(Dataset rows about figures)
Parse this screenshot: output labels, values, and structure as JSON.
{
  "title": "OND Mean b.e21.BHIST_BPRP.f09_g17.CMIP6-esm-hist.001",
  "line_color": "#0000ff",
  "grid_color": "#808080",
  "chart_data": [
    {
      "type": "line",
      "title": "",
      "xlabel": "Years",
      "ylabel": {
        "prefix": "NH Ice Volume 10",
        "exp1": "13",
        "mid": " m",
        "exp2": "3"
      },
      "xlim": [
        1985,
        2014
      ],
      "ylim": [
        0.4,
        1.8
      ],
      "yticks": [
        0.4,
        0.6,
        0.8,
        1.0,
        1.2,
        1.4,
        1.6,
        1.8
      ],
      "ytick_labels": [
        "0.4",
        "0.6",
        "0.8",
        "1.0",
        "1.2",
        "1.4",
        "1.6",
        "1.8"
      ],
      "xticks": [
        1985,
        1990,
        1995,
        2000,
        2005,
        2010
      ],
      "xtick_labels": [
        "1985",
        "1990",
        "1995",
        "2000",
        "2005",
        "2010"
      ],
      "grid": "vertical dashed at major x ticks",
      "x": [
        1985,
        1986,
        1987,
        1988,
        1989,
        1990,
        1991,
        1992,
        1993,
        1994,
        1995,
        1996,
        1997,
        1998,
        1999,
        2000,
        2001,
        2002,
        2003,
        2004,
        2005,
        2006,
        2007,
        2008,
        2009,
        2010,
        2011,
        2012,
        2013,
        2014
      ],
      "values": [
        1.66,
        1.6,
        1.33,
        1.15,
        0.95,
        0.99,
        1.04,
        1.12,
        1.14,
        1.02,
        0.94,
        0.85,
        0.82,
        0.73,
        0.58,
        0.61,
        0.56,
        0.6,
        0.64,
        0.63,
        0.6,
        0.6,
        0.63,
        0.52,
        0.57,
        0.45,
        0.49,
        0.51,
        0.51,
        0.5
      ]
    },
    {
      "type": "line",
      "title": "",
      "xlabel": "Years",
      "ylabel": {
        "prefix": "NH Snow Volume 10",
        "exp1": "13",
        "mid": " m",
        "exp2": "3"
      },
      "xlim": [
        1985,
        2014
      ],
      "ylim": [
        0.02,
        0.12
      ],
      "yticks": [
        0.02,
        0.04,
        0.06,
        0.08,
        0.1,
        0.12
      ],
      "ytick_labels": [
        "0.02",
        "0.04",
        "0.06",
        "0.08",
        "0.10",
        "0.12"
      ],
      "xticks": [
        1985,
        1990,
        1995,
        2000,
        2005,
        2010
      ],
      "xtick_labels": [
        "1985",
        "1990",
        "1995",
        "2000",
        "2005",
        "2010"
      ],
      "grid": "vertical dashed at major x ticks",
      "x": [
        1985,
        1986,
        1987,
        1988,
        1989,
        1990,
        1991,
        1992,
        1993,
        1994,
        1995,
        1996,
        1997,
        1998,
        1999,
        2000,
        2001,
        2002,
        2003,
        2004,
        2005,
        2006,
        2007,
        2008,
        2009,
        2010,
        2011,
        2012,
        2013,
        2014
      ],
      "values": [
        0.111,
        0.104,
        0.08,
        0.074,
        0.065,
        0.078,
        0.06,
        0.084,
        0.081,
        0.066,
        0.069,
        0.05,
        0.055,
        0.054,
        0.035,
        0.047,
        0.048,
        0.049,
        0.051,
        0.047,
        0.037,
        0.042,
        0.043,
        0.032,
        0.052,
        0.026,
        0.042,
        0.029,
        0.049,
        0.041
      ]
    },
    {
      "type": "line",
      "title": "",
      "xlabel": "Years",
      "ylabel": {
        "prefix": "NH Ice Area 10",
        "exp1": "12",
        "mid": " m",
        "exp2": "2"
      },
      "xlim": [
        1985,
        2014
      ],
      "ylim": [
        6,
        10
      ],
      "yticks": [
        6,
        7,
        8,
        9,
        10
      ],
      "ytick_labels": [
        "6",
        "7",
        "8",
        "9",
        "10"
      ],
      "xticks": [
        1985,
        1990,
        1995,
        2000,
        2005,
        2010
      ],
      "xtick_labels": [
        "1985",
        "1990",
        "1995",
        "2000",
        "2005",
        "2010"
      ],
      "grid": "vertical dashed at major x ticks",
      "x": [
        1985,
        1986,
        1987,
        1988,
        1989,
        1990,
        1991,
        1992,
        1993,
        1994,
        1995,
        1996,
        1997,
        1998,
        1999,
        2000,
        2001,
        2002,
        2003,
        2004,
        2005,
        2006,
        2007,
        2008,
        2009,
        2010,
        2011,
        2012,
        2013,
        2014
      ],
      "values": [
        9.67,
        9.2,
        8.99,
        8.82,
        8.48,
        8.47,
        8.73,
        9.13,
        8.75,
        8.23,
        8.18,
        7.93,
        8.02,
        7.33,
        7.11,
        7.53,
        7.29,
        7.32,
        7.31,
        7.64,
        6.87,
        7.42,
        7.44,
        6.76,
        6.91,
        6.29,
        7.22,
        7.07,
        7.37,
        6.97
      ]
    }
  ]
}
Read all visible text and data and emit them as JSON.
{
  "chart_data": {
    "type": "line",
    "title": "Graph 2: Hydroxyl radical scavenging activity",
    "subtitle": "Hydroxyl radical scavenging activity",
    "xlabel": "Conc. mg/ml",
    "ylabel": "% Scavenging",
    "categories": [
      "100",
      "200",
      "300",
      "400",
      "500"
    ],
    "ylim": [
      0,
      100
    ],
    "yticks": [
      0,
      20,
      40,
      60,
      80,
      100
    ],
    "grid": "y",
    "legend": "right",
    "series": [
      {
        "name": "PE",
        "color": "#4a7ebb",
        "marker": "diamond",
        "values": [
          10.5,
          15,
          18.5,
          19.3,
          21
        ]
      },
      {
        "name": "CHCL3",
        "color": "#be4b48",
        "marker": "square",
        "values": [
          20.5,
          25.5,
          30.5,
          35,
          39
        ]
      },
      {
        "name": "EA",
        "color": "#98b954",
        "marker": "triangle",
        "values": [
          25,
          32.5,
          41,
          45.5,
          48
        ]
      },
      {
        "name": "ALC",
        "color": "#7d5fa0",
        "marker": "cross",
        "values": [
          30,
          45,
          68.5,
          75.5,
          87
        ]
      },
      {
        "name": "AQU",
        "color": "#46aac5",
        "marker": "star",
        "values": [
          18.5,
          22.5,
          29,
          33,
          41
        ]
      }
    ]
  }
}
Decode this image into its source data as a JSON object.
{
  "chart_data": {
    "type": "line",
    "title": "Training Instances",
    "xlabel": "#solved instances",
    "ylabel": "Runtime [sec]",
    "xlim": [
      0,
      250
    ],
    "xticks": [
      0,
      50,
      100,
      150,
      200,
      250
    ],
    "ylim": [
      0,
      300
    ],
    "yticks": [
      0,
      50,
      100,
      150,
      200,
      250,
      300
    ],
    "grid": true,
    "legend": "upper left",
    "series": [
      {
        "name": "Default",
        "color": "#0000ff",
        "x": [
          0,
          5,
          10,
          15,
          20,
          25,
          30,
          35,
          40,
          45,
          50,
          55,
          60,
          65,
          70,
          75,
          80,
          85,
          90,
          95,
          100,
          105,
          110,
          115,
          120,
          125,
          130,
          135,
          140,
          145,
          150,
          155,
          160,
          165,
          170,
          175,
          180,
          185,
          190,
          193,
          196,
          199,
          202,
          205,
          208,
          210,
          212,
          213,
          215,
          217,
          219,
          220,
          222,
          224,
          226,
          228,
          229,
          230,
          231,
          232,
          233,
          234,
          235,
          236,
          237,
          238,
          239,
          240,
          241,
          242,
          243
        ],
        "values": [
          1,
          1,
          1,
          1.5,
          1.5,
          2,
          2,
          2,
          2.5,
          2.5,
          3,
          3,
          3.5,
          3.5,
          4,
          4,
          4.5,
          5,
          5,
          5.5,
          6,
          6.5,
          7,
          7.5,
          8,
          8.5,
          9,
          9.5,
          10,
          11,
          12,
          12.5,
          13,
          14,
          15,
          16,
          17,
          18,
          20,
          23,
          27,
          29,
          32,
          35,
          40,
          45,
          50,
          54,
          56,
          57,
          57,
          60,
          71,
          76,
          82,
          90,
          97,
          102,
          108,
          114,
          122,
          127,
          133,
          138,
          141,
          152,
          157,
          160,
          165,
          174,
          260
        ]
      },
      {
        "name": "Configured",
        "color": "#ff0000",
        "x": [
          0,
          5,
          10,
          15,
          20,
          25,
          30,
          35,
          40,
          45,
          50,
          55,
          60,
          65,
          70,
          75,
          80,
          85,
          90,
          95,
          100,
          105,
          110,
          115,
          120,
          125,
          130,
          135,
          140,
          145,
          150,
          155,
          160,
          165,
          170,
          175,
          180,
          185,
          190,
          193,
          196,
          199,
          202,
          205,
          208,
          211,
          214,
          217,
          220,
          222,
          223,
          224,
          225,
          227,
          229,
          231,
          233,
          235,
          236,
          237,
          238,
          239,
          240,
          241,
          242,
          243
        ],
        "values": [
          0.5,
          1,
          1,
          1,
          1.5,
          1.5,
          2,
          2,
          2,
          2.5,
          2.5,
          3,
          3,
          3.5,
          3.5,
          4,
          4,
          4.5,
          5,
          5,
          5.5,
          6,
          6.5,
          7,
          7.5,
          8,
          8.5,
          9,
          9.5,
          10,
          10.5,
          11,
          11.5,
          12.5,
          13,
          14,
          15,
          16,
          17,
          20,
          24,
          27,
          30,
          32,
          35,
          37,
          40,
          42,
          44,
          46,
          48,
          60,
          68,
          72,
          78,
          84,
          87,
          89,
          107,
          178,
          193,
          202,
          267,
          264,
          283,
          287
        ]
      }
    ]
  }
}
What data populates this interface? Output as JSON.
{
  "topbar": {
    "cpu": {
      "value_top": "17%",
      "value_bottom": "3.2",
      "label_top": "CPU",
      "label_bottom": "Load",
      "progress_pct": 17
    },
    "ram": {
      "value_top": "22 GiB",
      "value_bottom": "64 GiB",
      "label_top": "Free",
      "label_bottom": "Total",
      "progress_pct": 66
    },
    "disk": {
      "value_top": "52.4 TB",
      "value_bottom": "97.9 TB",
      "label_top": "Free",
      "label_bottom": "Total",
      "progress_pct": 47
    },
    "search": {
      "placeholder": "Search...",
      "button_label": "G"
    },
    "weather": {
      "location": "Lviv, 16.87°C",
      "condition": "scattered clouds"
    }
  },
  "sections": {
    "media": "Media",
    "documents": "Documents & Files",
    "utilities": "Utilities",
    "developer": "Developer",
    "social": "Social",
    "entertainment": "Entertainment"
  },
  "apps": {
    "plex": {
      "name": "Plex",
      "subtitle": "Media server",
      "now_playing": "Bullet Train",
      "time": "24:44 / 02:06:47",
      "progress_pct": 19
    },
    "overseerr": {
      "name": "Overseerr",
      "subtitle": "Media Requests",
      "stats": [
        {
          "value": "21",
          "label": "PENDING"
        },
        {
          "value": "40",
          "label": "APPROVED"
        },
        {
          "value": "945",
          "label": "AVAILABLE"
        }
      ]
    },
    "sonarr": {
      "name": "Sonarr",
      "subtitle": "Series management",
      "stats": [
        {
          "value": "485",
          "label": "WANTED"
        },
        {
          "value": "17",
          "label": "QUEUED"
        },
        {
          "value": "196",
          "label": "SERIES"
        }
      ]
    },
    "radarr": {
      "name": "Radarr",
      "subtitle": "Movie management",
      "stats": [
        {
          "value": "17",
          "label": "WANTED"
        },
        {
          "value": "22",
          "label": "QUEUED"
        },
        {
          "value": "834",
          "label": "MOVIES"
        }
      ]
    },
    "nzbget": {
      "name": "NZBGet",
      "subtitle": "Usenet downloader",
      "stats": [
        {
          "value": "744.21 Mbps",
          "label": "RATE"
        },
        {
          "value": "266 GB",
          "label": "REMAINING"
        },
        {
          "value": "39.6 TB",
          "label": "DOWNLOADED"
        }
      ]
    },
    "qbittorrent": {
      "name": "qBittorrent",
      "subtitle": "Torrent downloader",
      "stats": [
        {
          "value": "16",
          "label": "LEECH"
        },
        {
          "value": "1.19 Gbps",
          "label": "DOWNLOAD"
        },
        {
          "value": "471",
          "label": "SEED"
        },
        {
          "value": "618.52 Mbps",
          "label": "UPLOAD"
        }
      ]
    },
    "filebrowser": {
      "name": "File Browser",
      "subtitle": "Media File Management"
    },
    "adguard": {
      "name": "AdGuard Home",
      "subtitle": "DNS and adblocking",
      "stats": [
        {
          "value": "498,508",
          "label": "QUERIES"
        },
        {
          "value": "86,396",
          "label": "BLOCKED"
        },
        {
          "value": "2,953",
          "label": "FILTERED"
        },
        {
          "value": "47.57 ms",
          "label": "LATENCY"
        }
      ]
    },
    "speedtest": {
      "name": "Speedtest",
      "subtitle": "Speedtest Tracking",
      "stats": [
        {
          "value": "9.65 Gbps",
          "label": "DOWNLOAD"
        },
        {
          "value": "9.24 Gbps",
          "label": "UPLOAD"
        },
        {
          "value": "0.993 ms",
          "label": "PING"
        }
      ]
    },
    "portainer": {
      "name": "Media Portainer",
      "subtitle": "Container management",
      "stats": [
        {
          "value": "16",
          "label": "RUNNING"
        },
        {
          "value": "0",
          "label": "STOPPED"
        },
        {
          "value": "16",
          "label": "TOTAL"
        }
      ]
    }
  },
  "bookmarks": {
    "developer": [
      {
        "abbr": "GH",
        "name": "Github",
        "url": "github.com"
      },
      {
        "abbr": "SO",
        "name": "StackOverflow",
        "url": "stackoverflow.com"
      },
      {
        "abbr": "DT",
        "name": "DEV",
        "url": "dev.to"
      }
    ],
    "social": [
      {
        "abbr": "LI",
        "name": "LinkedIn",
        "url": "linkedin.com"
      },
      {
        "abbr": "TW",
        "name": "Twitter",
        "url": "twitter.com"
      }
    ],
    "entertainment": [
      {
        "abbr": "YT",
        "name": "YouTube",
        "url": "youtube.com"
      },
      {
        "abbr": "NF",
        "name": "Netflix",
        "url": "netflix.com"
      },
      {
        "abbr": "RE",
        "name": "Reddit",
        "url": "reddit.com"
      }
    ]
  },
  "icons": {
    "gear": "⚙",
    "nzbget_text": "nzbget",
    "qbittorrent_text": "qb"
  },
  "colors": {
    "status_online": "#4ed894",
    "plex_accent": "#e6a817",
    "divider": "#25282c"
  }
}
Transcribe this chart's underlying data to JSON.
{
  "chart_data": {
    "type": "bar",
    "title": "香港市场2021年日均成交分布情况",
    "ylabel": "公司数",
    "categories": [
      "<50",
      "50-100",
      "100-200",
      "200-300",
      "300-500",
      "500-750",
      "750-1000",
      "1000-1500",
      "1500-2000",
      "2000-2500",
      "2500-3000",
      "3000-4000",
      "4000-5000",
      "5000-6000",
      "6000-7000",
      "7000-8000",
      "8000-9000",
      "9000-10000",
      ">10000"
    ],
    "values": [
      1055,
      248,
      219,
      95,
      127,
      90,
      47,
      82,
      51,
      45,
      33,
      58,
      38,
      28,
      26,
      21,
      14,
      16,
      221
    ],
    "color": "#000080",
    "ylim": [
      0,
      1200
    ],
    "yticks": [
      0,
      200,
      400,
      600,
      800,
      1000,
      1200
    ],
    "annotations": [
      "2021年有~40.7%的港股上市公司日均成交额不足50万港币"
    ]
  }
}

CHALLENGE. Return each line that includes "abbr".

COMPLETE ANSWER.
        "abbr": "GH",
        "abbr": "SO",
        "abbr": "DT",
        "abbr": "LI",
        "abbr": "TW",
        "abbr": "YT",
        "abbr": "NF",
        "abbr": "RE",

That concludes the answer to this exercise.